TASK TO COMPLETE: Write the material out again, line by line, exactly as it is.

▽

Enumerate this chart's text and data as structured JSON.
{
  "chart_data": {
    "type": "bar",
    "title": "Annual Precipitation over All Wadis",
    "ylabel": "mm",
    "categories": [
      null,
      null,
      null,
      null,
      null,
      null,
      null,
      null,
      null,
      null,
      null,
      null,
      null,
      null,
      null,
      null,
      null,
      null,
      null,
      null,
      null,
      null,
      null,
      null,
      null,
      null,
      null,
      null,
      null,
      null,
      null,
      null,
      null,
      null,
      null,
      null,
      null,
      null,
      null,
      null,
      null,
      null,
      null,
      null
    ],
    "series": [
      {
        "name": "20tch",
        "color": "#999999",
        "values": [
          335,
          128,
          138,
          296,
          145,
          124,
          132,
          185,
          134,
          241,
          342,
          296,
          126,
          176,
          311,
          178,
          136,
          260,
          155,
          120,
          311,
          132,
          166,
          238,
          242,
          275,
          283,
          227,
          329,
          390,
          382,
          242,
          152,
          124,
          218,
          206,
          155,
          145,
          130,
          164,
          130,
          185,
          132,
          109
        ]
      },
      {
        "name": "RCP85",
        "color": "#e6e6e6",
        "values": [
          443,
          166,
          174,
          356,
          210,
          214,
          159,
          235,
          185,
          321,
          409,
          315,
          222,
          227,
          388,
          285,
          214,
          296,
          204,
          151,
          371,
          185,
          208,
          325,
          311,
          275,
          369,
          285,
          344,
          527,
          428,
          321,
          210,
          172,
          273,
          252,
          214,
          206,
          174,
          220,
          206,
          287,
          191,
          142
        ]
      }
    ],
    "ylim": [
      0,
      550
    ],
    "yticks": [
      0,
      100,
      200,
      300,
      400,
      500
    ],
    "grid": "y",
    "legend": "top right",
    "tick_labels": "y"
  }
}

△

THE RESULT:
Enumerate this chart's text and data as structured JSON.
{
  "chart_data": {
    "type": "bar",
    "title": "Annual Precipitation over All Wadis",
    "ylabel": "mm",
    "categories": [
      null,
      null,
      null,
      null,
      null,
      null,
      null,
      null,
      null,
      null,
      null,
      null,
      null,
      null,
      null,
      null,
      null,
      null,
      null,
      null,
      null,
      null,
      null,
      null,
      null,
      null,
      null,
      null,
      null,
      null,
      null,
      null,
      null,
      null,
      null,
      null,
      null,
      null,
      null,
      null,
      null,
      null,
      null,
      null
    ],
    "series": [
      {
        "name": "20tch",
        "color": "#999999",
        "values": [
          335,
          128,
          138,
          296,
          145,
          124,
          132,
          185,
          134,
          241,
          342,
          296,
          126,
          176,
          311,
          178,
          136,
          260,
          155,
          120,
          311,
          132,
          166,
          238,
          242,
          275,
          283,
          227,
          329,
          390,
          382,
          242,
          152,
          124,
          218,
          206,
          155,
          145,
          130,
          164,
          130,
          185,
          132,
          109
        ]
      },
      {
        "name": "RCP85",
        "color": "#e6e6e6",
        "values": [
          443,
          166,
          174,
          356,
          210,
          214,
          159,
          235,
          185,
          321,
          409,
          315,
          222,
          227,
          388,
          285,
          214,
          296,
          204,
          151,
          371,
          185,
          208,
          325,
          311,
          275,
          369,
          285,
          344,
          527,
          428,
          321,
          210,
          172,
          273,
          252,
          214,
          206,
          174,
          220,
          206,
          287,
          191,
          142
        ]
      }
    ],
    "ylim": [
      0,
      550
    ],
    "yticks": [
      0,
      100,
      200,
      300,
      400,
      500
    ],
    "grid": "y",
    "legend": "top right",
    "tick_labels": "y"
  }
}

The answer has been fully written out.